[Problem]
Your task is to copy the listing exactly. Drop any pictures from the copy.

[The input]
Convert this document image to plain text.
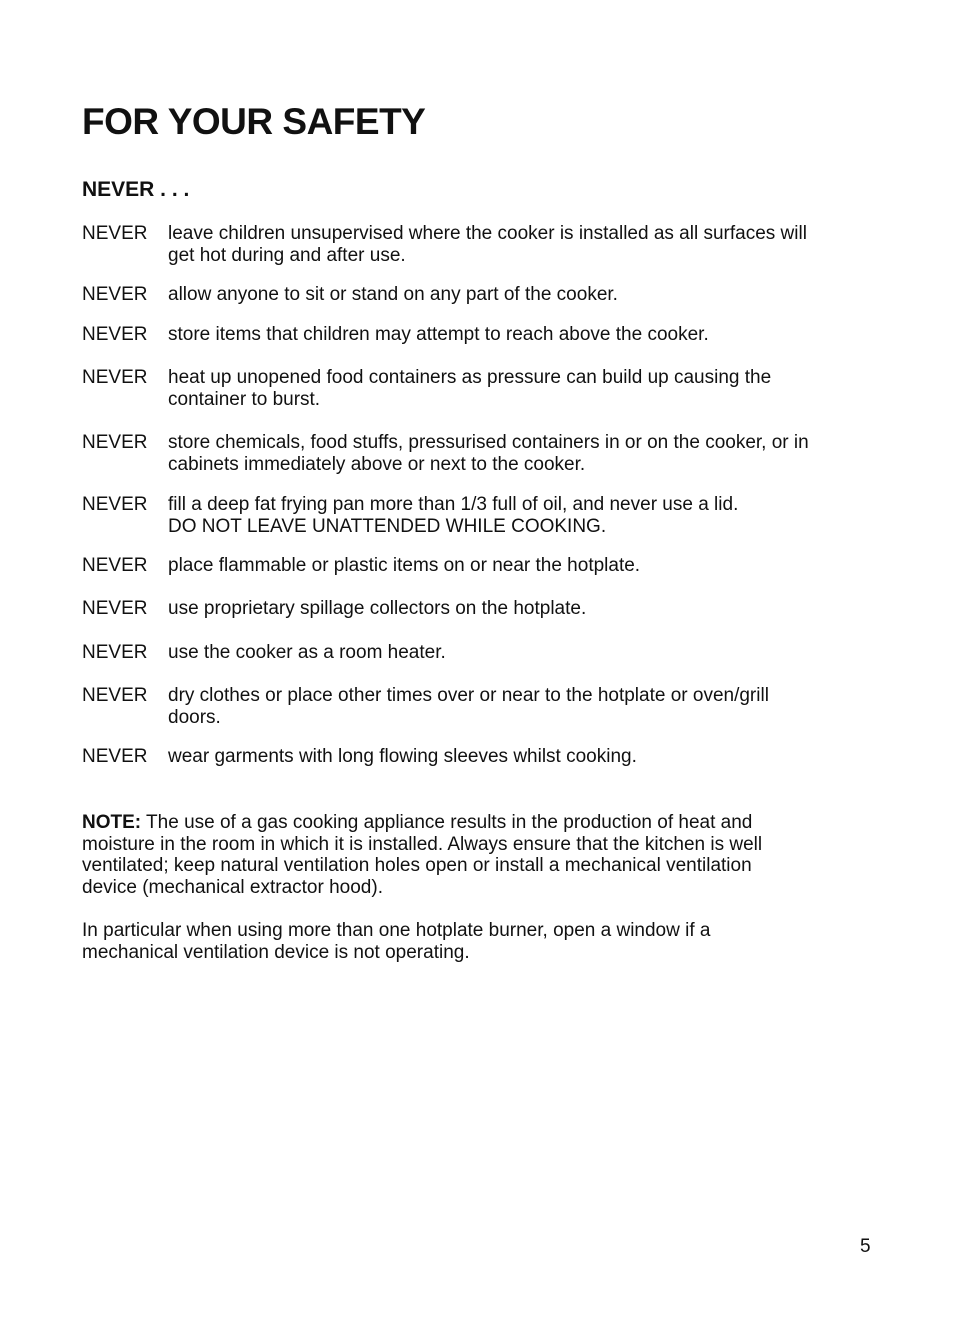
FOR YOUR SAFETY
NEVER . . .
NEVER leave children unsupervised where the cooker is installed as all surfaces will
get hot during and after use.
NEVER allow anyone to sit or stand on any part of the cooker.
NEVER store items that children may attempt to reach above the cooker.
NEVER heat up unopened food containers as pressure can build up causing the
container to burst.
NEVER store chemicals, food stuffs, pressurised containers in or on the cooker, or in
cabinets immediately above or next to the cooker.
NEVER fill a deep fat frying pan more than 1/3 full of oil, and never use a lid.
DO NOT LEAVE UNATTENDED WHILE COOKING.
NEVER place flammable or plastic items on or near the hotplate.
NEVER use proprietary spillage collectors on the hotplate.
NEVER use the cooker as a room heater.
NEVER dry clothes or place other times over or near to the hotplate or oven/grill
doors.
NEVER wear garments with long flowing sleeves whilst cooking.

NOTE: The use of a gas cooking appliance results in the production of heat and
moisture in the room in which it is installed. Always ensure that the kitchen is well
ventilated; keep natural ventilation holes open or install a mechanical ventilation
device (mechanical extractor hood).

In particular when using more than one hotplate burner, open a window if a
mechanical ventilation device is not operating.

5
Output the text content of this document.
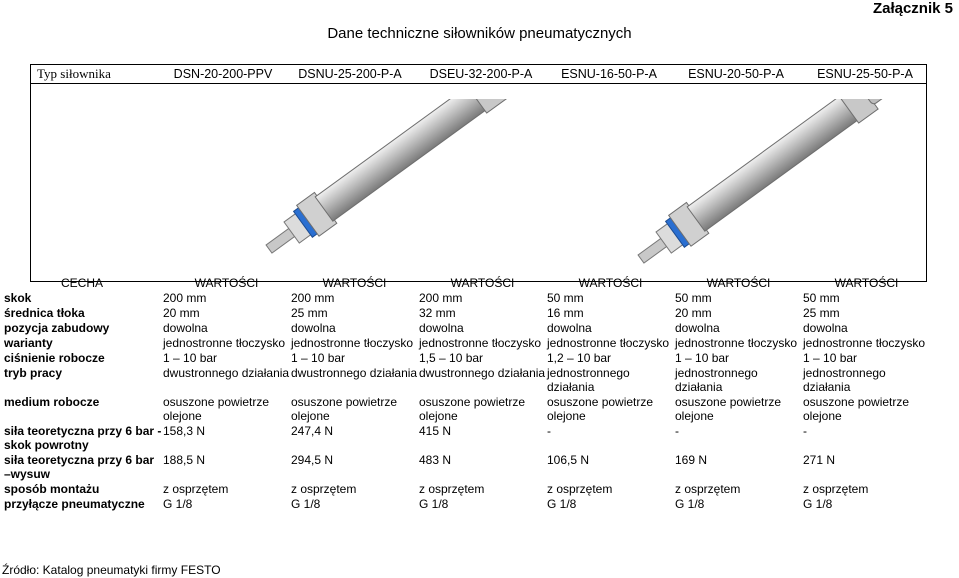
Załącznik 5
Dane techniczne siłowników pneumatycznych
Typ siłownika	DSN-20-200-PPV	DSNU-25-200-P-A	DSEU-32-200-P-A	ESNU-16-50-P-A	ESNU-20-50-P-A	ESNU-25-50-P-A
CECHA	WARTOŚCI	WARTOŚCI	WARTOŚCI	WARTOŚCI	WARTOŚCI	WARTOŚCI
skok	200 mm	200 mm	200 mm	50 mm	50 mm	50 mm
średnica tłoka	20 mm	25 mm	32 mm	16 mm	20 mm	25 mm
pozycja zabudowy	dowolna	dowolna	dowolna	dowolna	dowolna	dowolna
warianty	jednostronne tłoczysko	jednostronne tłoczysko	jednostronne tłoczysko	jednostronne tłoczysko	jednostronne tłoczysko	jednostronne tłoczysko
ciśnienie robocze	1 – 10 bar	1 – 10 bar	1,5 – 10 bar	1,2 – 10 bar	1 – 10 bar	1 – 10 bar
tryb pracy	dwustronnego działania	dwustronnego działania	dwustronnego działania	jednostronnego działania	jednostronnego działania	jednostronnego działania
medium robocze	osuszone powietrze olejone	osuszone powietrze olejone	osuszone powietrze olejone	osuszone powietrze olejone	osuszone powietrze olejone	osuszone powietrze olejone
siła teoretyczna przy 6 bar - skok powrotny	158,3 N	247,4 N	415 N	-	-	-
siła teoretyczna przy 6 bar –wysuw	188,5 N	294,5 N	483 N	106,5 N	169 N	271 N
sposób montażu	z osprzętem	z osprzętem	z osprzętem	z osprzętem	z osprzętem	z osprzętem
przyłącze pneumatyczne	G 1/8	G 1/8	G 1/8	G 1/8	G 1/8	G 1/8
Źródło: Katalog pneumatyki firmy FESTO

[Exercise result]
Convert this document image to plain text.
FOR YOUR SAFETY
NEVER . . .
NEVER leave children unsupervised where the cooker is installed as all surfaces will
get hot during and after use.
NEVER allow anyone to sit or stand on any part of the cooker.
NEVER store items that children may attempt to reach above the cooker.
NEVER heat up unopened food containers as pressure can build up causing the
container to burst.
NEVER store chemicals, food stuffs, pressurised containers in or on the cooker, or in
cabinets immediately above or next to the cooker.
NEVER fill a deep fat frying pan more than 1/3 full of oil, and never use a lid.
DO NOT LEAVE UNATTENDED WHILE COOKING.
NEVER place flammable or plastic items on or near the hotplate.
NEVER use proprietary spillage collectors on the hotplate.
NEVER use the cooker as a room heater.
NEVER dry clothes or place other times over or near to the hotplate or oven/grill
doors.
NEVER wear garments with long flowing sleeves whilst cooking.

NOTE: The use of a gas cooking appliance results in the production of heat and
moisture in the room in which it is installed. Always ensure that the kitchen is well
ventilated; keep natural ventilation holes open or install a mechanical ventilation
device (mechanical extractor hood).

In particular when using more than one hotplate burner, open a window if a
mechanical ventilation device is not operating.

5
Output the text content of this document.
Załącznik 5
Dane techniczne siłowników pneumatycznych
Typ siłownika	DSN-20-200-PPV	DSNU-25-200-P-A	DSEU-32-200-P-A	ESNU-16-50-P-A	ESNU-20-50-P-A	ESNU-25-50-P-A
CECHA	WARTOŚCI	WARTOŚCI	WARTOŚCI	WARTOŚCI	WARTOŚCI	WARTOŚCI
skok	200 mm	200 mm	200 mm	50 mm	50 mm	50 mm
średnica tłoka	20 mm	25 mm	32 mm	16 mm	20 mm	25 mm
pozycja zabudowy	dowolna	dowolna	dowolna	dowolna	dowolna	dowolna
warianty	jednostronne tłoczysko	jednostronne tłoczysko	jednostronne tłoczysko	jednostronne tłoczysko	jednostronne tłoczysko	jednostronne tłoczysko
ciśnienie robocze	1 – 10 bar	1 – 10 bar	1,5 – 10 bar	1,2 – 10 bar	1 – 10 bar	1 – 10 bar
tryb pracy	dwustronnego działania	dwustronnego działania	dwustronnego działania	jednostronnego działania	jednostronnego działania	jednostronnego działania
medium robocze	osuszone powietrze olejone	osuszone powietrze olejone	osuszone powietrze olejone	osuszone powietrze olejone	osuszone powietrze olejone	osuszone powietrze olejone
siła teoretyczna przy 6 bar - skok powrotny	158,3 N	247,4 N	415 N	-	-	-
siła teoretyczna przy 6 bar –wysuw	188,5 N	294,5 N	483 N	106,5 N	169 N	271 N
sposób montażu	z osprzętem	z osprzętem	z osprzętem	z osprzętem	z osprzętem	z osprzętem
przyłącze pneumatyczne	G 1/8	G 1/8	G 1/8	G 1/8	G 1/8	G 1/8
Źródło: Katalog pneumatyki firmy FESTO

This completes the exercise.